» **INSTRUCTIONS TO FOLLOW**
In the records below, find the line containing "Extract the structured". Output it and every line after it to the end, unchanged, with no pictures.

Stored data entries:

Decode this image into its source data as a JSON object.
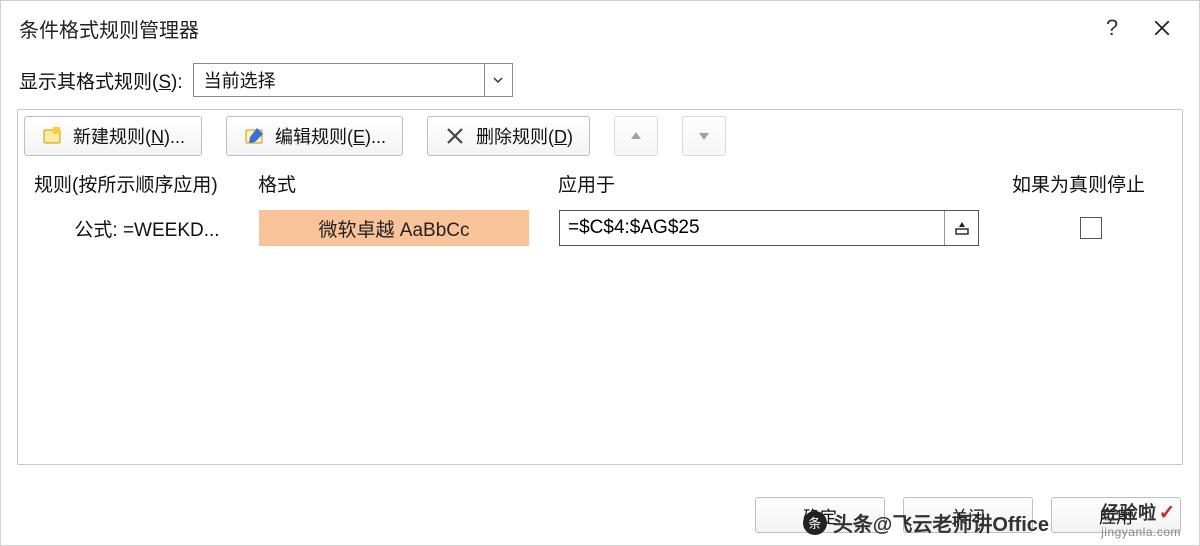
{
  "titlebar": {
    "title": "条件格式规则管理器",
    "help_label": "?",
    "close_label": "×"
  },
  "scope": {
    "label_prefix": "显示其格式规则(",
    "label_mn": "S",
    "label_suffix": "):",
    "selected": "当前选择"
  },
  "toolbar": {
    "new_rule": {
      "prefix": "新建规则(",
      "mn": "N",
      "suffix": ")..."
    },
    "edit_rule": {
      "prefix": "编辑规则(",
      "mn": "E",
      "suffix": ")..."
    },
    "delete_rule": {
      "prefix": "删除规则(",
      "mn": "D",
      "suffix": ")"
    }
  },
  "columns": {
    "rule": "规则(按所示顺序应用)",
    "format": "格式",
    "applies_to": "应用于",
    "stop_if_true": "如果为真则停止"
  },
  "rules": [
    {
      "name": "公式: =WEEKD...",
      "format_sample": "微软卓越 AaBbCc",
      "applies_to": "=$C$4:$AG$25",
      "stop_if_true": false
    }
  ],
  "footer": {
    "ok": "确定",
    "close": "关闭",
    "apply": "应用"
  },
  "watermark": {
    "text": "头条@飞云老师讲Office",
    "site_prefix": "经验啦",
    "site": "jingyanla.com"
  }
}
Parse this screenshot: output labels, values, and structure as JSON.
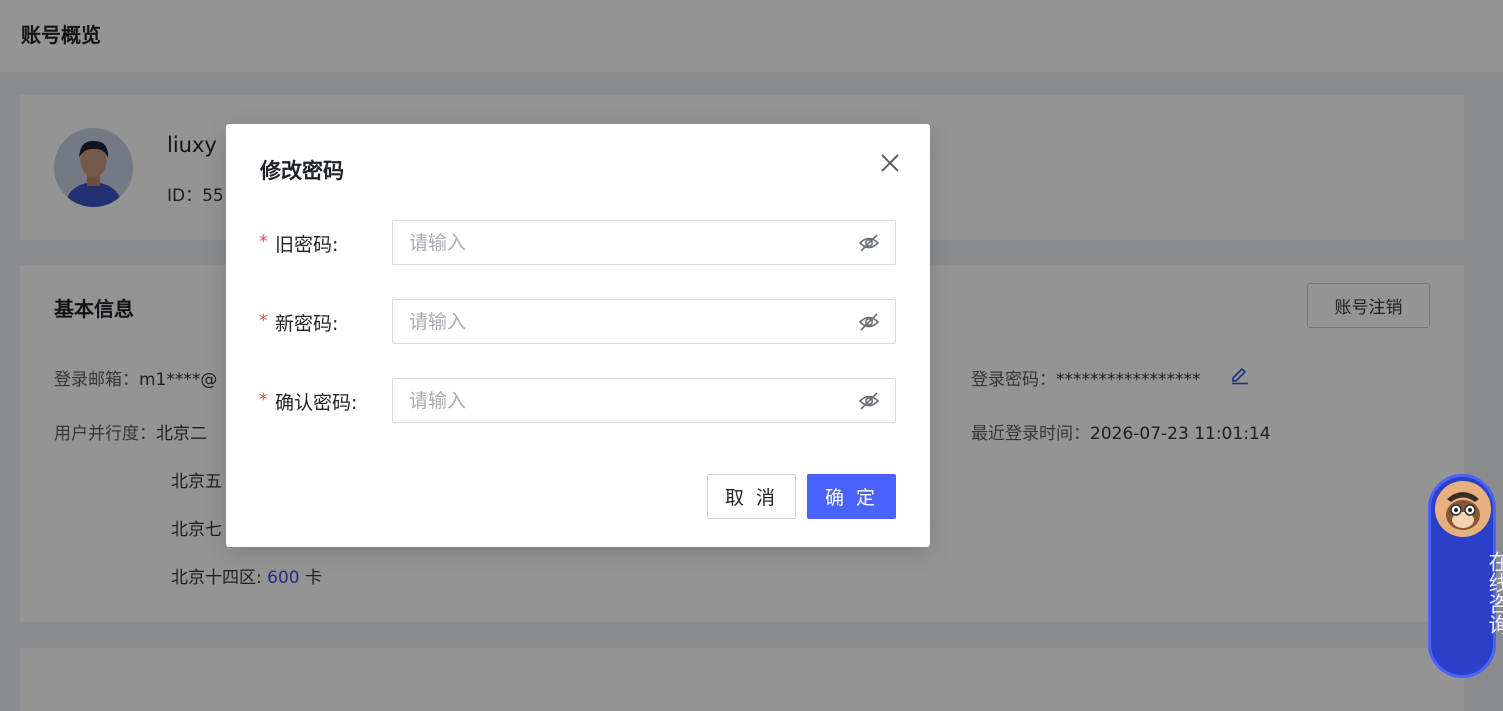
{
  "header": {
    "title": "账号概览"
  },
  "profile": {
    "username": "liuxy",
    "id_text": "ID：55"
  },
  "basic_info": {
    "title": "基本信息",
    "cancel_account_label": "账号注销",
    "email_label": "登录邮箱：",
    "email_value": "m1****@",
    "password_label": "登录密码：",
    "password_value": "*****************",
    "concurrency_label": "用户并行度：",
    "concurrency_lines": [
      "北京二",
      "北京五",
      "北京七"
    ],
    "concurrency_last": {
      "region": "北京十四区: ",
      "count": "600",
      "unit": " 卡"
    },
    "last_login_label": "最近登录时间：",
    "last_login_value": "2026-07-23 11:01:14"
  },
  "modal": {
    "title": "修改密码",
    "fields": [
      {
        "label": "旧密码:",
        "placeholder": "请输入"
      },
      {
        "label": "新密码:",
        "placeholder": "请输入"
      },
      {
        "label": "确认密码:",
        "placeholder": "请输入"
      }
    ],
    "required_mark": "*",
    "cancel_label": "取 消",
    "confirm_label": "确 定"
  },
  "consult": {
    "label": "在线咨询"
  },
  "colors": {
    "primary": "#4a62ff",
    "required": "#e5484d",
    "highlight": "#3355dd"
  },
  "icons": [
    "close-icon",
    "eye-off-icon",
    "edit-icon",
    "avatar",
    "consult-avatar"
  ]
}
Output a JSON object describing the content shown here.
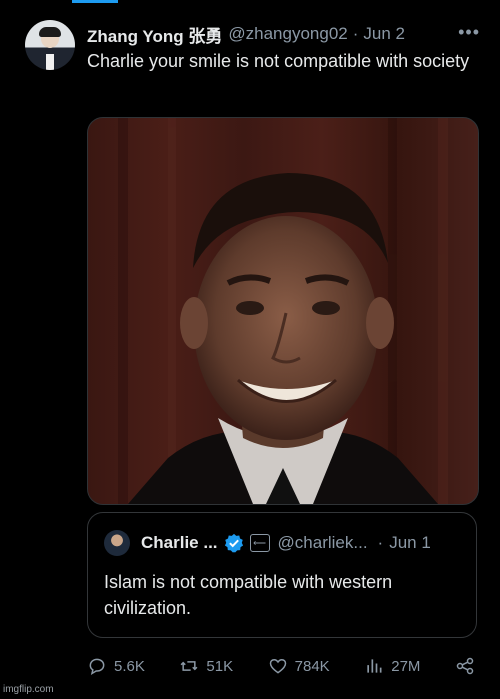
{
  "author": {
    "name": "Zhang Yong 张勇",
    "handle": "@zhangyong02",
    "date": "Jun 2"
  },
  "tweet": {
    "text": "Charlie your smile is not compatible with society"
  },
  "menu": {
    "more_icon": "more-dots-icon"
  },
  "quote": {
    "name": "Charlie ...",
    "handle": "@charliek...",
    "date": "Jun 1",
    "text": "Islam is not compatible with western civilization.",
    "verified_color": "#1d9bf0"
  },
  "actions": {
    "replies": "5.6K",
    "retweets": "51K",
    "likes": "784K",
    "views": "27M"
  },
  "watermark": "imgflip.com",
  "colors": {
    "background": "#000000",
    "text": "#e7e9ea",
    "secondary": "#8b98a5",
    "accent": "#1d9bf0"
  }
}
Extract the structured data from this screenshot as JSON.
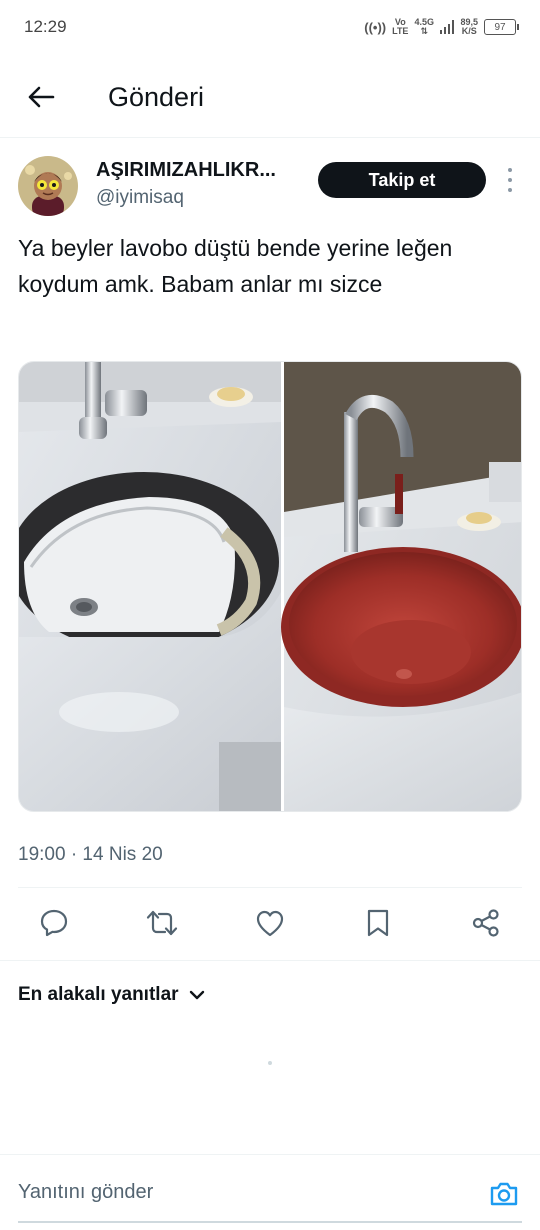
{
  "status_bar": {
    "time": "12:29",
    "volte_top": "Vo",
    "volte_bottom": "LTE",
    "network": "4.5G",
    "speed_value": "89,5",
    "speed_unit": "K/S",
    "battery": "97",
    "hotspot_icon": "hotspot-icon"
  },
  "header": {
    "back_icon": "arrow-left-icon",
    "title": "Gönderi"
  },
  "author": {
    "name": "AŞIRIMIZAHLIKR...",
    "handle": "@iyimisaq",
    "follow_label": "Takip et",
    "more_icon": "more-vertical-icon"
  },
  "tweet": {
    "text": "Ya beyler lavobo düştü bende yerine leğen koydum amk. Babam anlar mı sizce",
    "timestamp": "19:00 · 14 Nis 20"
  },
  "actions": [
    {
      "name": "reply",
      "icon": "reply-icon"
    },
    {
      "name": "retweet",
      "icon": "retweet-icon"
    },
    {
      "name": "like",
      "icon": "heart-icon"
    },
    {
      "name": "bookmark",
      "icon": "bookmark-icon"
    },
    {
      "name": "share",
      "icon": "share-icon"
    }
  ],
  "replies": {
    "sort_label": "En alakalı yanıtlar"
  },
  "reply_bar": {
    "placeholder": "Yanıtını gönder",
    "camera_icon": "camera-icon"
  },
  "colors": {
    "follow_bg": "#0f1419",
    "accent": "#1d9bf0",
    "secondary_text": "#536471",
    "basin_red": "#a4302a"
  }
}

» **ANSWER IN FULL**
Extract the structured data from this screenshot as JSON.
{
  "status_bar": {
    "time": "12:29",
    "volte_top": "Vo",
    "volte_bottom": "LTE",
    "network": "4.5G",
    "speed_value": "89,5",
    "speed_unit": "K/S",
    "battery": "97",
    "hotspot_icon": "hotspot-icon"
  },
  "header": {
    "back_icon": "arrow-left-icon",
    "title": "Gönderi"
  },
  "author": {
    "name": "AŞIRIMIZAHLIKR...",
    "handle": "@iyimisaq",
    "follow_label": "Takip et",
    "more_icon": "more-vertical-icon"
  },
  "tweet": {
    "text": "Ya beyler lavobo düştü bende yerine leğen koydum amk. Babam anlar mı sizce",
    "timestamp": "19:00 · 14 Nis 20"
  },
  "actions": [
    {
      "name": "reply",
      "icon": "reply-icon"
    },
    {
      "name": "retweet",
      "icon": "retweet-icon"
    },
    {
      "name": "like",
      "icon": "heart-icon"
    },
    {
      "name": "bookmark",
      "icon": "bookmark-icon"
    },
    {
      "name": "share",
      "icon": "share-icon"
    }
  ],
  "replies": {
    "sort_label": "En alakalı yanıtlar"
  },
  "reply_bar": {
    "placeholder": "Yanıtını gönder",
    "camera_icon": "camera-icon"
  },
  "colors": {
    "follow_bg": "#0f1419",
    "accent": "#1d9bf0",
    "secondary_text": "#536471",
    "basin_red": "#a4302a"
  }
}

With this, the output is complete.